--- start Recorded information ---

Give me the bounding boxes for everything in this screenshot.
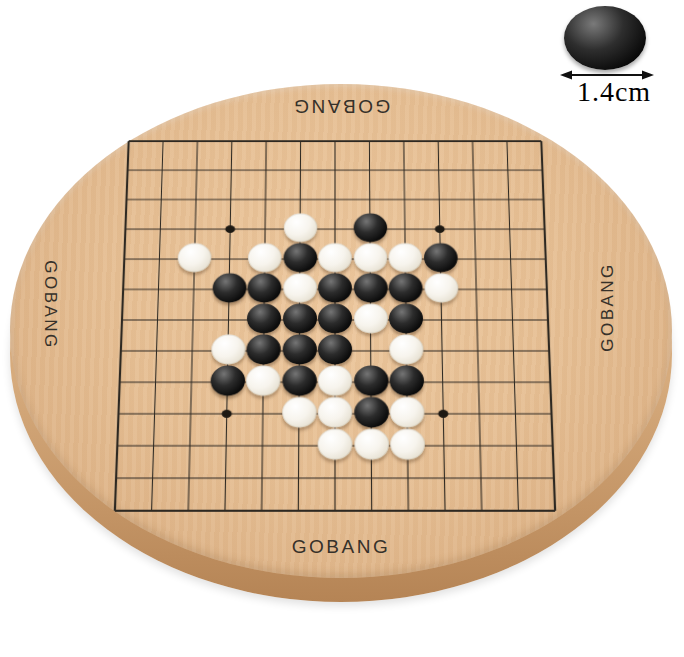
black-stone <box>389 273 423 302</box>
star-point <box>222 410 232 418</box>
black-stone <box>353 213 387 242</box>
star-point <box>435 225 445 233</box>
star-point <box>438 410 448 418</box>
black-stone <box>282 366 317 396</box>
black-stone <box>247 273 281 302</box>
white-stone <box>246 366 281 396</box>
black-stone <box>318 304 352 334</box>
board-title-top: GOBANG <box>10 94 672 118</box>
black-stone <box>282 334 316 364</box>
white-stone <box>390 429 425 460</box>
black-stone <box>353 273 387 302</box>
white-stone <box>424 273 458 302</box>
white-stone <box>318 429 353 460</box>
black-stone <box>282 304 316 334</box>
board-title-left: GOBANG <box>38 235 62 375</box>
white-stone <box>353 304 387 334</box>
product-photo-canvas: 1.4cm GOBANG GOBANG GOBANG GOBANG <box>0 0 684 657</box>
black-stone <box>318 334 352 364</box>
black-stone <box>423 243 457 272</box>
black-stone <box>389 304 423 334</box>
black-stone <box>354 366 389 396</box>
white-stone <box>248 243 282 272</box>
black-stone <box>247 304 281 334</box>
black-stone <box>283 243 317 272</box>
white-stone <box>283 273 317 302</box>
black-stone <box>389 366 424 396</box>
black-stone <box>354 397 389 428</box>
white-stone <box>318 397 353 428</box>
board-grid <box>115 141 555 511</box>
black-stone <box>318 273 352 302</box>
board-title-right: GOBANG <box>596 237 620 377</box>
white-stone <box>283 213 317 242</box>
white-stone <box>282 397 317 428</box>
white-stone <box>390 397 425 428</box>
board-title-bottom: GOBANG <box>10 535 672 559</box>
gobang-board: GOBANG GOBANG GOBANG GOBANG <box>10 84 672 578</box>
white-stone <box>388 243 422 272</box>
white-stone <box>353 243 387 272</box>
white-stone <box>389 334 424 364</box>
black-stone <box>246 334 281 364</box>
white-stone <box>318 366 352 396</box>
white-stone <box>354 429 389 460</box>
legend-black-stone <box>564 6 646 70</box>
white-stone <box>318 243 352 272</box>
star-point <box>225 225 235 233</box>
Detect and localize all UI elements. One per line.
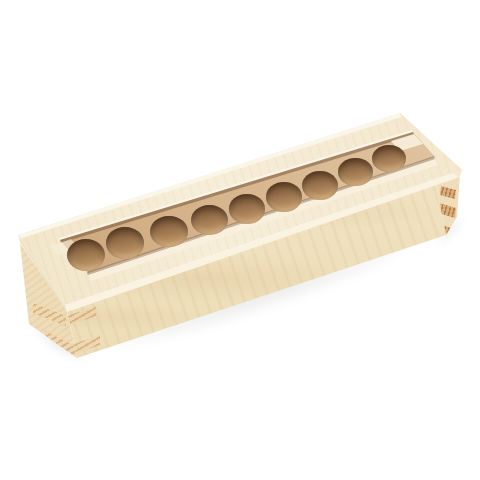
hole-3: [150, 216, 188, 247]
product-photo-scene: [0, 0, 480, 480]
hole-5: [229, 194, 266, 224]
hole-4: [191, 205, 228, 236]
hole-6: [266, 182, 302, 212]
hole-1: [67, 239, 105, 271]
hole-2: [106, 227, 144, 259]
hole-9: [372, 145, 407, 172]
hole-8: [338, 158, 373, 186]
hole-7: [302, 171, 338, 200]
wooden-box: [0, 0, 480, 480]
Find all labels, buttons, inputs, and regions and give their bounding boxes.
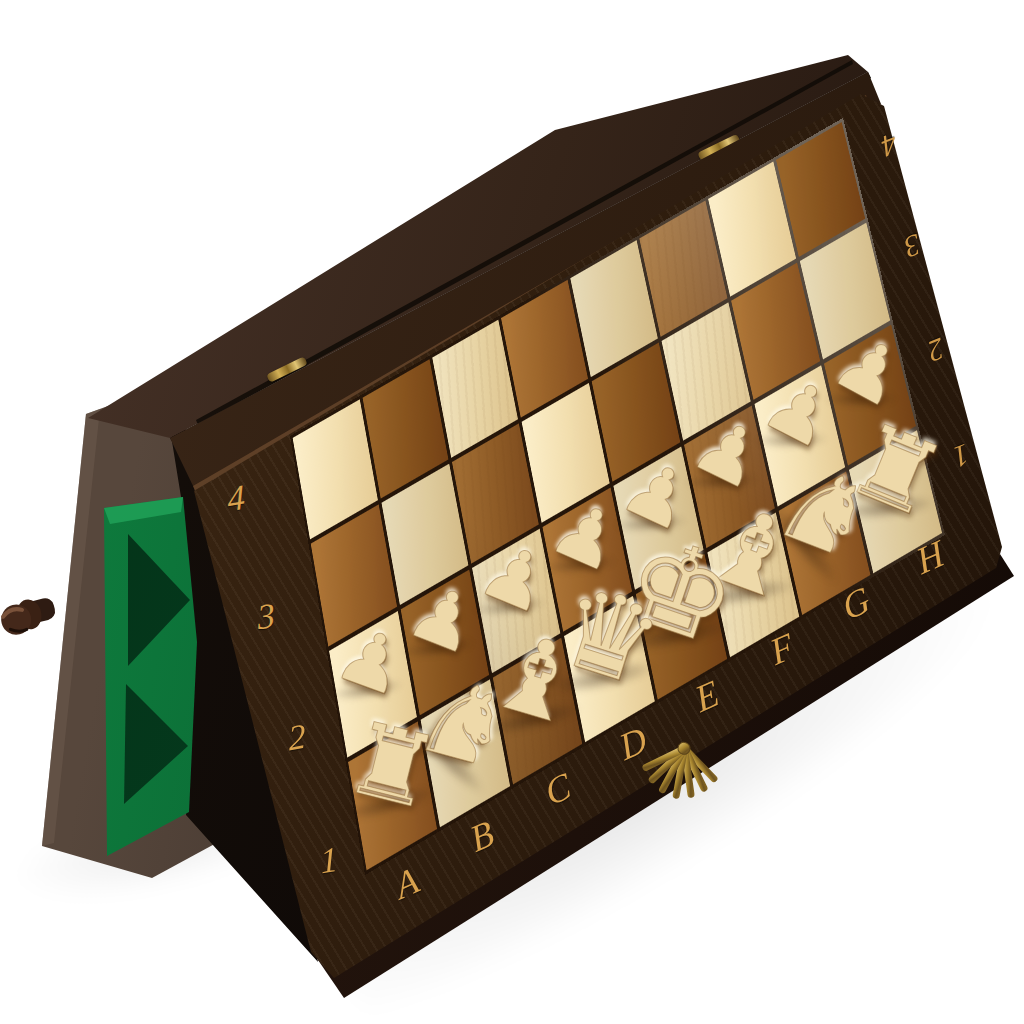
rank-label-left-1: 1 [319,840,339,883]
brass-hinge [697,134,740,161]
rank-label-left-4: 4 [226,478,246,521]
latch-knob [0,574,66,660]
rank-label-right-1: 1 [949,437,972,475]
floor-shadow-left-leg [4,767,317,922]
brass-hinge [266,356,308,383]
rank-label-right-2: 2 [925,330,948,368]
rank-label-right-4: 4 [877,125,900,163]
rank-label-left-2: 2 [287,716,307,759]
product-photo-chess-set: 4321ABCDEFGH4321 ♟♟♟♟♟♟♟♟♜♞♝♛♚♝♞♜ [0,0,1024,1024]
rank-label-right-3: 3 [901,227,924,265]
rank-label-left-3: 3 [256,596,276,639]
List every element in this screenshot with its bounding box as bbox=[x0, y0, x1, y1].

--- end Recorded information ---

## What the task asks
Copy every line of the three records above word for word, leaving out the pictures.

## The solution
Give me the bounding boxes for everything in this screenshot.
black-stone <box>389 273 423 302</box>
star-point <box>222 410 232 418</box>
black-stone <box>353 213 387 242</box>
star-point <box>435 225 445 233</box>
star-point <box>438 410 448 418</box>
black-stone <box>282 366 317 396</box>
black-stone <box>247 273 281 302</box>
white-stone <box>246 366 281 396</box>
black-stone <box>318 304 352 334</box>
board-title-top: GOBANG <box>10 94 672 118</box>
black-stone <box>282 334 316 364</box>
white-stone <box>390 429 425 460</box>
black-stone <box>353 273 387 302</box>
white-stone <box>424 273 458 302</box>
white-stone <box>318 429 353 460</box>
black-stone <box>282 304 316 334</box>
board-title-left: GOBANG <box>38 235 62 375</box>
white-stone <box>353 304 387 334</box>
product-photo-canvas: 1.4cm GOBANG GOBANG GOBANG GOBANG <box>0 0 684 657</box>
black-stone <box>318 334 352 364</box>
black-stone <box>423 243 457 272</box>
black-stone <box>389 304 423 334</box>
black-stone <box>354 366 389 396</box>
white-stone <box>248 243 282 272</box>
black-stone <box>247 304 281 334</box>
black-stone <box>283 243 317 272</box>
white-stone <box>283 273 317 302</box>
black-stone <box>389 366 424 396</box>
black-stone <box>354 397 389 428</box>
white-stone <box>318 397 353 428</box>
board-grid <box>115 141 555 511</box>
black-stone <box>318 273 352 302</box>
board-title-right: GOBANG <box>596 237 620 377</box>
white-stone <box>283 213 317 242</box>
white-stone <box>282 397 317 428</box>
white-stone <box>390 397 425 428</box>
board-title-bottom: GOBANG <box>10 535 672 559</box>
gobang-board: GOBANG GOBANG GOBANG GOBANG <box>10 84 672 578</box>
white-stone <box>388 243 422 272</box>
white-stone <box>353 243 387 272</box>
white-stone <box>389 334 424 364</box>
black-stone <box>246 334 281 364</box>
white-stone <box>318 366 352 396</box>
white-stone <box>354 429 389 460</box>
legend-black-stone <box>564 6 646 70</box>
white-stone <box>318 243 352 272</box>
star-point <box>225 225 235 233</box>
Detect and localize all UI elements. One per line.
hole-3: [150, 216, 188, 247]
product-photo-scene: [0, 0, 480, 480]
hole-5: [229, 194, 266, 224]
hole-4: [191, 205, 228, 236]
hole-6: [266, 182, 302, 212]
hole-1: [67, 239, 105, 271]
hole-2: [106, 227, 144, 259]
hole-9: [372, 145, 407, 172]
hole-8: [338, 158, 373, 186]
hole-7: [302, 171, 338, 200]
wooden-box: [0, 0, 480, 480]
Find all labels, buttons, inputs, and regions and give their bounding boxes.
rank-label-left-1: 1 [319,840,339,883]
brass-hinge [697,134,740,161]
rank-label-left-4: 4 [226,478,246,521]
latch-knob [0,574,66,660]
rank-label-right-1: 1 [949,437,972,475]
floor-shadow-left-leg [4,767,317,922]
brass-hinge [266,356,308,383]
rank-label-right-2: 2 [925,330,948,368]
rank-label-right-4: 4 [877,125,900,163]
rank-label-left-2: 2 [287,716,307,759]
product-photo-chess-set: 4321ABCDEFGH4321 ♟♟♟♟♟♟♟♟♜♞♝♛♚♝♞♜ [0,0,1024,1024]
rank-label-right-3: 3 [901,227,924,265]
rank-label-left-3: 3 [256,596,276,639]
List every element in this screenshot with its bounding box as bbox=[x0, y0, x1, y1].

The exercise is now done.